* _Exercise objective_
Retype all of the listing exactly, passing over any picture you find.
=== Data excerpts ===
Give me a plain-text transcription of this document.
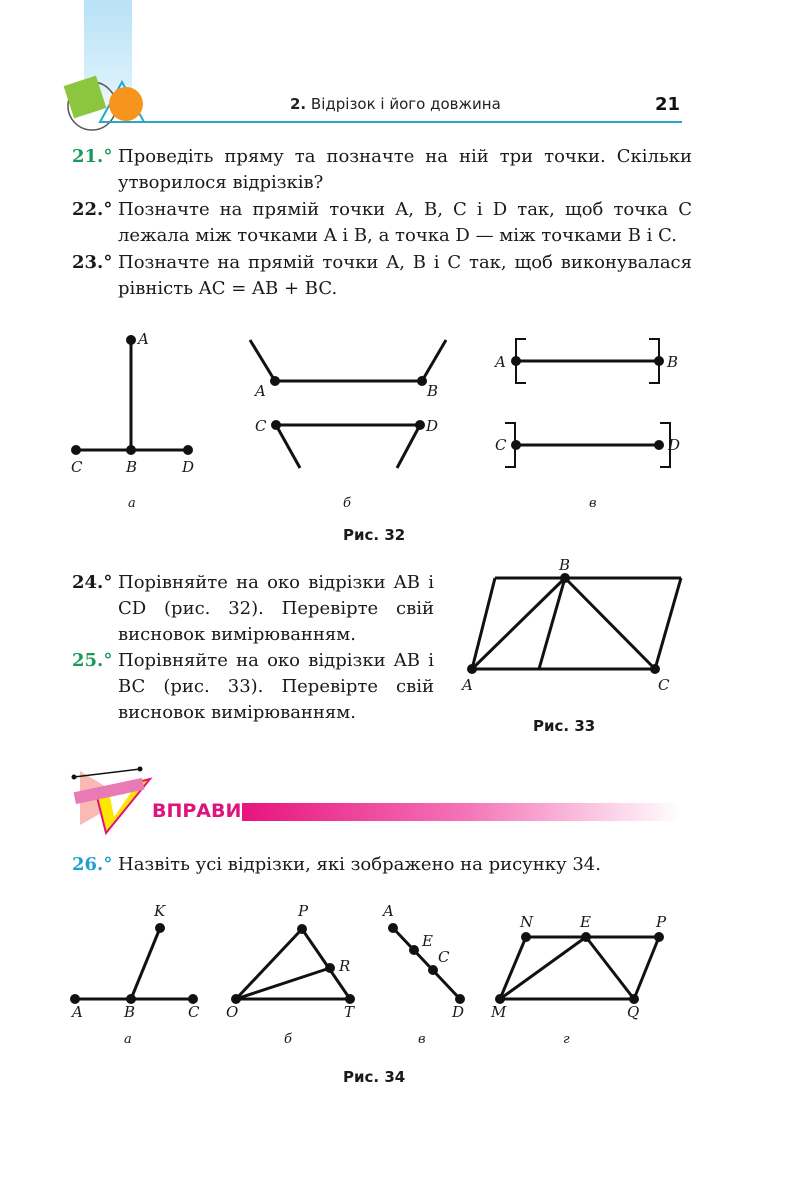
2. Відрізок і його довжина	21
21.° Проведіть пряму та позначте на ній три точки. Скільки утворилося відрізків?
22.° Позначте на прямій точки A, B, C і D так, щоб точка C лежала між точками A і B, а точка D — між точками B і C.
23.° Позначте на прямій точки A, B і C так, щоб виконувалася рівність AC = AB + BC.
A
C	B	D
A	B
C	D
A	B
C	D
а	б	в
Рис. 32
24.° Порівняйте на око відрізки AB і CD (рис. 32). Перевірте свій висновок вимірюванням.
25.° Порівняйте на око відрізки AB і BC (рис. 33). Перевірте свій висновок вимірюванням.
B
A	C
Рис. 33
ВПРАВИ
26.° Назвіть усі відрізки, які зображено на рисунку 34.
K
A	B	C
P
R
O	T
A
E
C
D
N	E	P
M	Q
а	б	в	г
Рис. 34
===
* _Final result_
Give me a plain-text transcription of this document.
2. Відрізок і його довжина	21
21.° Проведіть пряму та позначте на ній три точки. Скільки утворилося відрізків?
22.° Позначте на прямій точки A, B, C і D так, щоб точка C лежала між точками A і B, а точка D — між точками B і C.
23.° Позначте на прямій точки A, B і C так, щоб виконувалася рівність AC = AB + BC.
A
C	B	D
A	B
C	D
A	B
C	D
а	б	в
Рис. 32
24.° Порівняйте на око відрізки AB і CD (рис. 32). Перевірте свій висновок вимірюванням.
25.° Порівняйте на око відрізки AB і BC (рис. 33). Перевірте свій висновок вимірюванням.
B
A	C
Рис. 33
ВПРАВИ
26.° Назвіть усі відрізки, які зображено на рисунку 34.
K
A	B	C
P
R
O	T
A
E
C
D
N	E	P
M	Q
а	б	в	г
Рис. 34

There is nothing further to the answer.